Data provided:

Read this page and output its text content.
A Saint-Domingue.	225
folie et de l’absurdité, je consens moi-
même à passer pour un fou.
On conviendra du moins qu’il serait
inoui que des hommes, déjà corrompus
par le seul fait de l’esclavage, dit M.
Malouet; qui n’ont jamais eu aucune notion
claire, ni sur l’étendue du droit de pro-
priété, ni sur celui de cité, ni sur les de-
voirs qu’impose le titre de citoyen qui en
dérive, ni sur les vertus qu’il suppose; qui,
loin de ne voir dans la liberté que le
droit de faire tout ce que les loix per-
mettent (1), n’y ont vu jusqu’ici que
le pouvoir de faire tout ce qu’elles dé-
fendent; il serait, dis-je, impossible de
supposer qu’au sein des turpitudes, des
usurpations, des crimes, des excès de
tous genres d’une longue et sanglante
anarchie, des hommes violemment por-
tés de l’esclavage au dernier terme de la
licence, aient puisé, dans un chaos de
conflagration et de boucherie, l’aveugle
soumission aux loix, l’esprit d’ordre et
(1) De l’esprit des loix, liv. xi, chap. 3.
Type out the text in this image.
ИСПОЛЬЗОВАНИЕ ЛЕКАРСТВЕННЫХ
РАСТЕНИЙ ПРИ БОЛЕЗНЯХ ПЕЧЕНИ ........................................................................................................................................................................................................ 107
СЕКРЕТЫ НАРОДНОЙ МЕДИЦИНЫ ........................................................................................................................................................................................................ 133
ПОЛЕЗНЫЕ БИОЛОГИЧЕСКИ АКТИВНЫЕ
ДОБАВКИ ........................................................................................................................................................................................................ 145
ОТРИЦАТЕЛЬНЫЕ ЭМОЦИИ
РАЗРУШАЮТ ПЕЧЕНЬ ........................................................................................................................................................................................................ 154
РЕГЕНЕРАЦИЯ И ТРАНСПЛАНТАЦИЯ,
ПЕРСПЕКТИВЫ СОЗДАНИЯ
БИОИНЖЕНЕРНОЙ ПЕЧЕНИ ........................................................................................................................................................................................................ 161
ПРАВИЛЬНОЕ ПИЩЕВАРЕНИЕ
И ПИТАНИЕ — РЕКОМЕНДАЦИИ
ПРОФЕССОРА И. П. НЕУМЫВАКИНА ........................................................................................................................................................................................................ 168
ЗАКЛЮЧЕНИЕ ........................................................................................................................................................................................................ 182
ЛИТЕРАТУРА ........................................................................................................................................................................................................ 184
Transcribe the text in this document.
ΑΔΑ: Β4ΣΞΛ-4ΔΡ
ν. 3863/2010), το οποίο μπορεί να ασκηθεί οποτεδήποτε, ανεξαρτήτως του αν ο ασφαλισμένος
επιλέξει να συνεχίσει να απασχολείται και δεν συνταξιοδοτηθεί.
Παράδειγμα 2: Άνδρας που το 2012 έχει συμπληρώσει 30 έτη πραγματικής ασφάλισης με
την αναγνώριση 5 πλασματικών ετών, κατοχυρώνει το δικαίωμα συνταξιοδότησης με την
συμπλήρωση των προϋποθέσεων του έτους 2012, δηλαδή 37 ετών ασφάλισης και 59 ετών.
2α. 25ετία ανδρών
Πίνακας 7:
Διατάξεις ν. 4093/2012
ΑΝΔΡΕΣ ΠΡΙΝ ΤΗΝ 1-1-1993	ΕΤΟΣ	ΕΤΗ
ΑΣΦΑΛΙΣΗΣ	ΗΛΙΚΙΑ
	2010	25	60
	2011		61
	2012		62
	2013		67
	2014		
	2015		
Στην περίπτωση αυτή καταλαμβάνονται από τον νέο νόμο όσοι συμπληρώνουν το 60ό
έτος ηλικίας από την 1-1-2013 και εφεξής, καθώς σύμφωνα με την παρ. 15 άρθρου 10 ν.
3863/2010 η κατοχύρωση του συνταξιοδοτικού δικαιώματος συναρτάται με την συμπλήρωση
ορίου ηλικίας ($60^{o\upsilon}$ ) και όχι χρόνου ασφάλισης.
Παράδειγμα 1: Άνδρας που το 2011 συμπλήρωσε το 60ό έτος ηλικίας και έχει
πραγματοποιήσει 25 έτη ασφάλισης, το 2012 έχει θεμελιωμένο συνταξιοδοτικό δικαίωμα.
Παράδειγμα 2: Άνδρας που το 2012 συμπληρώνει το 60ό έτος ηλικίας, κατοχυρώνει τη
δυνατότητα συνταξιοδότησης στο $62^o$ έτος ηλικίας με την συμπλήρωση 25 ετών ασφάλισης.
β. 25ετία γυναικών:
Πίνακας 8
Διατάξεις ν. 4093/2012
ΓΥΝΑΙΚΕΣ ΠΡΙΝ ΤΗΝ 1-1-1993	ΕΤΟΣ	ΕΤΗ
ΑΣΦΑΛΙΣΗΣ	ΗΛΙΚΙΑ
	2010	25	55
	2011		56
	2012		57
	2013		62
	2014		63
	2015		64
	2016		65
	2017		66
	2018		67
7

Exercise prompt:
Every line containing the string "συμπλήρωση" must be listed.

Finished answer:
συμπλήρωση των προϋποθέσεων του έτους 2012, δηλαδή 37 ετών ασφάλισης και 59 ετών.
3863/2010 η κατοχύρωση του συνταξιοδοτικού δικαιώματος συναρτάται με την συμπλήρωση
δυνατότητα συνταξιοδότησης στο $62^o$ έτος ηλικίας με την συμπλήρωση 25 ετών ασφάλισης.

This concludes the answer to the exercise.